- **FRAGMENTO DEL DOCUMENTO**:

Con algo más que la suerte de su lado
Debo aclarar que sólo leí la entrega inicial de la saga literaria de Los juegos del hambre, pero no los dos siguientes libros, En llamas y Sinsajo, aunque uno ya puede hacerse una idea bastante sólida respecto a los méritos de la trilogía y las razones de su éxito. Al menos en la primera novela podemos encontrar una narración que, a pesar de estar dirigida al público juvenil, no ahorra una violencia que no sólo impregna el ámbito físico sino también el psicológico y el social, con doce distritos obligados a ofrecer cada uno dos jóvenes como tributo (el término de por sí los convierte en mercancía) en una competencia a muerte organizada por el Capitolio (otro término deformado hasta el extremo) y televisado a todas partes.
A medida que se fueron anunciando los nombres detrás de la adaptación cinematográfica, la expectativa fue creciendo. No sólo por los integrantes del elenco, sino también por el director, Gary Ross, quien había demostrado en Alma de héroes que poseía la visión completa de lo que necesitaba una película deportiva basada en hechos reales: amor por los personajes y sus pequeños grandes logros, sentido épico, conciencia del vínculo entre deporte e Historia (así, con mayúsculas, con toda la carga política que implica), fisicidad en la puesta en escena. El enigma radicaba en si iba a poder plasmar en Los juegos del hambre el reverso de la moneda, el lado oscuro del deporte. La pericia del realizador iba a determinar si el film iba a tener vuelo propio o si se iba a parecer más a la saga Crepúsculo o las dos primeras películas de Harry Potter.
Pues bien, ya desde su mismo comienzo, la versión cinematográfica de Los juegos del hambre apuesta a diferenciarse en la trama, estableciendo vínculos con el espíritu, la modalidad del relato, la construcción de personajes y el desarrollo de las temáticas. Para empezar, con un montaje a hachazos, que se emparenta con el estilo literario de la novela. Pero también con una vasta autoconciencia de las instancias del espectáculo y cómo se pueden adaptar a los moldes más siniestros. La sociedad que se describe es una de puras apariencias, exhibicionismo e hipocresía, con un contraste permanente con los doce Distritos. La textura fílmica y novelística se emparentan: sus enunciados no son precisamente sutiles, pero eso no resiente su impacto.

- **CONSIGNA A**: Enumera todo lo que, según la reseña sobre Los juegos del hambre, Gary Ross demostró en Alma de héroes que necesitaba una película deportiva basada en hechos reales.
- **CONSIGNA B**: Prosigue la reseña sobre Los juegos del hambre a partir de su último párrafo.

- **MATERIAL SUMINISTRADO**:
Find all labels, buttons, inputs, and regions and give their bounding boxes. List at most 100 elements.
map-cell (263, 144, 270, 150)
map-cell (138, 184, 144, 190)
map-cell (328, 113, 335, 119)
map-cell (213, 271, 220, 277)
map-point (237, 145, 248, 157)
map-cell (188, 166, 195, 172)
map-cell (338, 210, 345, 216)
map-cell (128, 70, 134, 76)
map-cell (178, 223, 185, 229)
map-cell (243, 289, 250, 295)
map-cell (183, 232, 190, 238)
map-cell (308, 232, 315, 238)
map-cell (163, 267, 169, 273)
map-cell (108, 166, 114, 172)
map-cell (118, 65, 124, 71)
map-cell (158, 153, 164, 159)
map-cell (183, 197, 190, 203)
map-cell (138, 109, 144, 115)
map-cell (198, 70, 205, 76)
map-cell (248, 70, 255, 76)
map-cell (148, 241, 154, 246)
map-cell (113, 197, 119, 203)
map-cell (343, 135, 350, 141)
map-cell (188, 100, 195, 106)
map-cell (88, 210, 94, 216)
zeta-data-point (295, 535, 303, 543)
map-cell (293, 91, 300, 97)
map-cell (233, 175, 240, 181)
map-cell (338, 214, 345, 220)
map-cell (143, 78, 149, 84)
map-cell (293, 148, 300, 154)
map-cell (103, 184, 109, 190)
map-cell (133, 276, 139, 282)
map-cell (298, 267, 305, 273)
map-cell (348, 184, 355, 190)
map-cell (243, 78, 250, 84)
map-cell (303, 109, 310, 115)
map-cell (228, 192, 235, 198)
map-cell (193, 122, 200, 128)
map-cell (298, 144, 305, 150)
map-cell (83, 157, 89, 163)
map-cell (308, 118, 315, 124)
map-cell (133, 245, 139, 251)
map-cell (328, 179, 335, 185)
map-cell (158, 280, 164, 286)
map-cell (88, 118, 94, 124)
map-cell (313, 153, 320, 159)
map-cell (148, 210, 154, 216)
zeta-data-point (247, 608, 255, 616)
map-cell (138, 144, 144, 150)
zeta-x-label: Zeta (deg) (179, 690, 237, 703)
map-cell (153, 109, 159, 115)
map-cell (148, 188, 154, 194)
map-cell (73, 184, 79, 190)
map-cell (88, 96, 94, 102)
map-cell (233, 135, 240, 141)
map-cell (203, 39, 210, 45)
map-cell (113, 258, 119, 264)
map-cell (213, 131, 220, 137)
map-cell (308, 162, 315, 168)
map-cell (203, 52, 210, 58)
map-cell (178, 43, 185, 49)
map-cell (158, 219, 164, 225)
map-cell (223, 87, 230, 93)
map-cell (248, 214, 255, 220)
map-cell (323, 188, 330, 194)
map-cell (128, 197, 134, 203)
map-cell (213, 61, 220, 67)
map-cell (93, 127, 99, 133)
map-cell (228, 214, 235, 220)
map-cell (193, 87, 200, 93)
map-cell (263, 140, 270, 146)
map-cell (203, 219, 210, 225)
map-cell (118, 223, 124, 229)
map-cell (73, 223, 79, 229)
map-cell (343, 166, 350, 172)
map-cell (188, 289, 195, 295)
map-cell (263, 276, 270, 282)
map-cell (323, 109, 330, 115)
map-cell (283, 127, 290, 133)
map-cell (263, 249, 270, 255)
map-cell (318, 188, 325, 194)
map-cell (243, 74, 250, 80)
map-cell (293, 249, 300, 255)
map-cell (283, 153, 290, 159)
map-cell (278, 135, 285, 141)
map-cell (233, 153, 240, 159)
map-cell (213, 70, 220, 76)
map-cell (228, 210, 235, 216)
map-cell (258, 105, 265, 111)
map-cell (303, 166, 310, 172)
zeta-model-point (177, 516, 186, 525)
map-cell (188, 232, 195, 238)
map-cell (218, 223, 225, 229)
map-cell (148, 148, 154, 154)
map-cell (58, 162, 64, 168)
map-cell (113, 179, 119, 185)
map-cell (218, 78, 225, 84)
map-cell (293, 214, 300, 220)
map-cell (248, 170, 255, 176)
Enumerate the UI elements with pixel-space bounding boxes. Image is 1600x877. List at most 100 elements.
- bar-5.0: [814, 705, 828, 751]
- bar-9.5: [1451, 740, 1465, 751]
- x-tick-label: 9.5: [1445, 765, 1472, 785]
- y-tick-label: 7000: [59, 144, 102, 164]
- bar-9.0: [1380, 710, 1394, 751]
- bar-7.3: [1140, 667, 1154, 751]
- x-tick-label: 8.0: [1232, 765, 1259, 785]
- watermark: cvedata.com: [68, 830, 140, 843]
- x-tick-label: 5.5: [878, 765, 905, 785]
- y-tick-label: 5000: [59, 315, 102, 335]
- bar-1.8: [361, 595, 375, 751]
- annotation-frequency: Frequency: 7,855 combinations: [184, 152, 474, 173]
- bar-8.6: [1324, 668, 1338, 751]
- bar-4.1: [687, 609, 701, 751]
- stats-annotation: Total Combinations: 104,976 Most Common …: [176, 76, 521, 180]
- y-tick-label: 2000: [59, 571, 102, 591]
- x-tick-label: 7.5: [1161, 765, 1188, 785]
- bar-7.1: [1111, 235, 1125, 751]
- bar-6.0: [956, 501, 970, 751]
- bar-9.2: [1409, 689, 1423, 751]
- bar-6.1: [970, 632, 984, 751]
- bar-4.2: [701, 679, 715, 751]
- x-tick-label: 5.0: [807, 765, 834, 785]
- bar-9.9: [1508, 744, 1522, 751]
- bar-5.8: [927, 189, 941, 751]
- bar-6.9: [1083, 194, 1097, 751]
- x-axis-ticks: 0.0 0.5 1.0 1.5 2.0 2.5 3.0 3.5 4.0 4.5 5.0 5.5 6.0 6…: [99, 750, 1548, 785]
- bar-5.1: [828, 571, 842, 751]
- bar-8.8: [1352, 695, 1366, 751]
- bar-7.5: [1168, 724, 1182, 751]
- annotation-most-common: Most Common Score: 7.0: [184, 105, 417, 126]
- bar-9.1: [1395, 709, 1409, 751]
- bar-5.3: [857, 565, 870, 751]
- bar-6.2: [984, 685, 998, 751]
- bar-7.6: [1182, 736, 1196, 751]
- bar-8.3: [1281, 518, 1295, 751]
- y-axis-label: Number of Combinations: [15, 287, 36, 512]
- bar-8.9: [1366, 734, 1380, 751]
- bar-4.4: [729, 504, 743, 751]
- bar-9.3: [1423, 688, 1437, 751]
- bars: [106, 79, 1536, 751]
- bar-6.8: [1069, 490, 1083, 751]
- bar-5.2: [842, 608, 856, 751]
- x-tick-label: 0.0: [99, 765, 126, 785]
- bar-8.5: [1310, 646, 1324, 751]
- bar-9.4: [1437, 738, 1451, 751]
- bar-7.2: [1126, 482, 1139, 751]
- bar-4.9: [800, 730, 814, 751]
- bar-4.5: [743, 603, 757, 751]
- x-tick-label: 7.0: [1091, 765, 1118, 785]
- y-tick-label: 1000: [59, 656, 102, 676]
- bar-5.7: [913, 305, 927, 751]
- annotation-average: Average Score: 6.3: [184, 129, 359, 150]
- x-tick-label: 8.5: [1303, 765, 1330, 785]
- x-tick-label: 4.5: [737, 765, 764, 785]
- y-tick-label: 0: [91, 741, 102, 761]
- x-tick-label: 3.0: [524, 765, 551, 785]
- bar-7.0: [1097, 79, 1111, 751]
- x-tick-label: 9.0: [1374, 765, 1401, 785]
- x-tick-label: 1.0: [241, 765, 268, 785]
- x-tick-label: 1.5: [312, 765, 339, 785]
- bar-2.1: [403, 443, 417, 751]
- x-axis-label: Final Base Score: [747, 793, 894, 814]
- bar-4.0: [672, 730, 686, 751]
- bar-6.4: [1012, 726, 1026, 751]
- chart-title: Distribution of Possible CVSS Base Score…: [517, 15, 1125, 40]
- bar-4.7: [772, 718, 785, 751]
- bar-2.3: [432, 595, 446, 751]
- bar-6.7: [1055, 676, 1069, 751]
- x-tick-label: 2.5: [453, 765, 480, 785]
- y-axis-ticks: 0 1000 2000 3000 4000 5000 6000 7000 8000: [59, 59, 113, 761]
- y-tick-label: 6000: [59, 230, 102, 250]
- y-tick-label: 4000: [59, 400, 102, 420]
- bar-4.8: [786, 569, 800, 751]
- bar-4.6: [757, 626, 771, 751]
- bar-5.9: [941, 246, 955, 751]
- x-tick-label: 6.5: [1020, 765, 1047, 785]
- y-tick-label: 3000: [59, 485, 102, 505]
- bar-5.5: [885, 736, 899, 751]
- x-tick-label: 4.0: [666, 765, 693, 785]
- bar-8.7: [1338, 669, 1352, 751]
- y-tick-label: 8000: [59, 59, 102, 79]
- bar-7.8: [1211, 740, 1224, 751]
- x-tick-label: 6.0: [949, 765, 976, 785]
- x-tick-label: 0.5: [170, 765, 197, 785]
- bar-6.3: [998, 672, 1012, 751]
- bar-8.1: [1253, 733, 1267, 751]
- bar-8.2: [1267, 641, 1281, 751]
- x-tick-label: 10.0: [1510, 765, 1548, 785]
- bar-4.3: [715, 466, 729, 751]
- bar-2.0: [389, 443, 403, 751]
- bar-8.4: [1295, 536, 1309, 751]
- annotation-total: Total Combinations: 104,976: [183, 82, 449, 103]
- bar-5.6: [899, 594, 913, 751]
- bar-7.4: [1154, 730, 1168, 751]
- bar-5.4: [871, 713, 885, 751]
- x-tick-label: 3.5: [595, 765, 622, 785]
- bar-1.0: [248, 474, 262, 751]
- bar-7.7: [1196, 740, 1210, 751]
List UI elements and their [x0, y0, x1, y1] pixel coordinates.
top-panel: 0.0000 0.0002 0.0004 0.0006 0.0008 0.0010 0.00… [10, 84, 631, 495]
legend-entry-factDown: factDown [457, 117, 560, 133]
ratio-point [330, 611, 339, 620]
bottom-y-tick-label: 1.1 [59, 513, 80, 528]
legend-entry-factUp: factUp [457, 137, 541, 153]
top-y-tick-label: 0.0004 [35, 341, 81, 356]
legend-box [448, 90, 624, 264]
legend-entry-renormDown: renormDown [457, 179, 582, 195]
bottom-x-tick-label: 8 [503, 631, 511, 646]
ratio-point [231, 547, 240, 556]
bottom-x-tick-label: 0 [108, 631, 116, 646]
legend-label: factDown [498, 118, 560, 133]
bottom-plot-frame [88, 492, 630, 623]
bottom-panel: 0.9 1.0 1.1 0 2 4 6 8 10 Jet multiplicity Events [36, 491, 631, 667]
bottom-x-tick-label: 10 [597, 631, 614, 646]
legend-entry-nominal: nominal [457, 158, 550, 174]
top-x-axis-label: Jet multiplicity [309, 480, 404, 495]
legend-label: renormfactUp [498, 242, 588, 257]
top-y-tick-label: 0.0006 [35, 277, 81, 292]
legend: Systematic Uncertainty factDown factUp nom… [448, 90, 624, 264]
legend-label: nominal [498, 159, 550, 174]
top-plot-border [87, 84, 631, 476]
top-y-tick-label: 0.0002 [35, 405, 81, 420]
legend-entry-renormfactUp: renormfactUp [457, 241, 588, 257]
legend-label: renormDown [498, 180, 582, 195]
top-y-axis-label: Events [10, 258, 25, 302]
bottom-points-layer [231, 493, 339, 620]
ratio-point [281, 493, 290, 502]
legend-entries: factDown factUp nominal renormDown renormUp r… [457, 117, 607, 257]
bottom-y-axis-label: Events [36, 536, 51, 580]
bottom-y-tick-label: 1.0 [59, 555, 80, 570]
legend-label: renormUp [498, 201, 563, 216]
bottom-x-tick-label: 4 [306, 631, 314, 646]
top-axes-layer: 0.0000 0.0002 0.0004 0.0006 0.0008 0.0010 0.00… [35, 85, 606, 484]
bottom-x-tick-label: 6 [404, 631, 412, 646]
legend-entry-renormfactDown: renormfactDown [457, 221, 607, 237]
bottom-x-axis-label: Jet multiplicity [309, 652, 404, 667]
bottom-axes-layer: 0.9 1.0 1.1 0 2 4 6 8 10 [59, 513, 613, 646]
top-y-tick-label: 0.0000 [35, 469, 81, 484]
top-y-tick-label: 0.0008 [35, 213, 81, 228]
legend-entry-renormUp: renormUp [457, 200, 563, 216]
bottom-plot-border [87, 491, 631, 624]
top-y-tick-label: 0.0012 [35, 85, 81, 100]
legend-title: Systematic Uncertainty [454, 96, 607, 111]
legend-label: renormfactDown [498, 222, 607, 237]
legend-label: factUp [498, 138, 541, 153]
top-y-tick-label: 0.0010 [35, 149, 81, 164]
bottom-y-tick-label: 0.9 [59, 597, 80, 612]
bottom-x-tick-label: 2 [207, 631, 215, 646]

- **RESULTADO A**:
- Amor por los personajes y sus pequeños grandes logros
- Sentido épico
- Conciencia del vínculo entre deporte e Historia
- Fisicidad en la puesta en escena

- **RESULTADO B**:
Y si el film de Ross también se sitúa en el punto de vista de Katniss Everdeen (Jennifer Lawrence, probablemente en su mejor actuación), esa heroína imperfecta enfrentada a situaciones que la abruman, durante la mayor parte del metraje, no deja de permitirse el explicitar (o más bien espiar, casi como un testigo oculto) las acciones del Poder (seguimos con las mayúsculas) del Capitolio, manejando los hilos de los eventos, moviendo las piezas, con absoluta conocimiento de la falsedad de su accionar, de la deformidad de la competencia, de las luces del espectáculo que sólo iluminan lo conveniente, del horror disfrazado de telenovela romántica. Por eso, los personajes de Seneca Crane (Wes Bentley), el Organizador de los Juegos, y el Presidente Snow (Donald Sutherland, de taquito y brillante) tienen mucha más incidencia y no están casi en abstracto, como en el material de origen. En especial el segundo, a quien en un momento se le escucha una lúcida y a la vez cruel reflexión sobre la contención de la esperanza.
Los juegos del hambre es una adaptación que obliga a preguntarse a los devotos de la novela sobre cuánto se pone de uno mismo en las imágenes, pero también al espectador que nunca visitó ese universo a no descartarla fácilmente. Esto se da no sólo por la innegable capacidad de Ross para hacer avanzar la historia ágilmente y sin pozos durante dos horas y media, con tensas y vertiginosas escenas de combate en donde se reflexiona crudamente sobre la violencia ejercida por los más jóvenes a la vez que se realiza una hábil labor de ocultamiento, sino por cómo piensa el texto de base. Allí entabla un paralelismo con Harry Potter y el prisionero de Azkabán, donde aparecía un director como Alfonso Cuarón con el atrevimiento de poner sus propias obsesiones y capacidades al servicio de un personaje emblemático.
A diferencia de otras franquicias, la primera parte de Los juegos del hambre cumple con las expectativas y abre todo un abanico de posibilidades para las continuaciones. No es poco en estos tiempos de productos sin alma.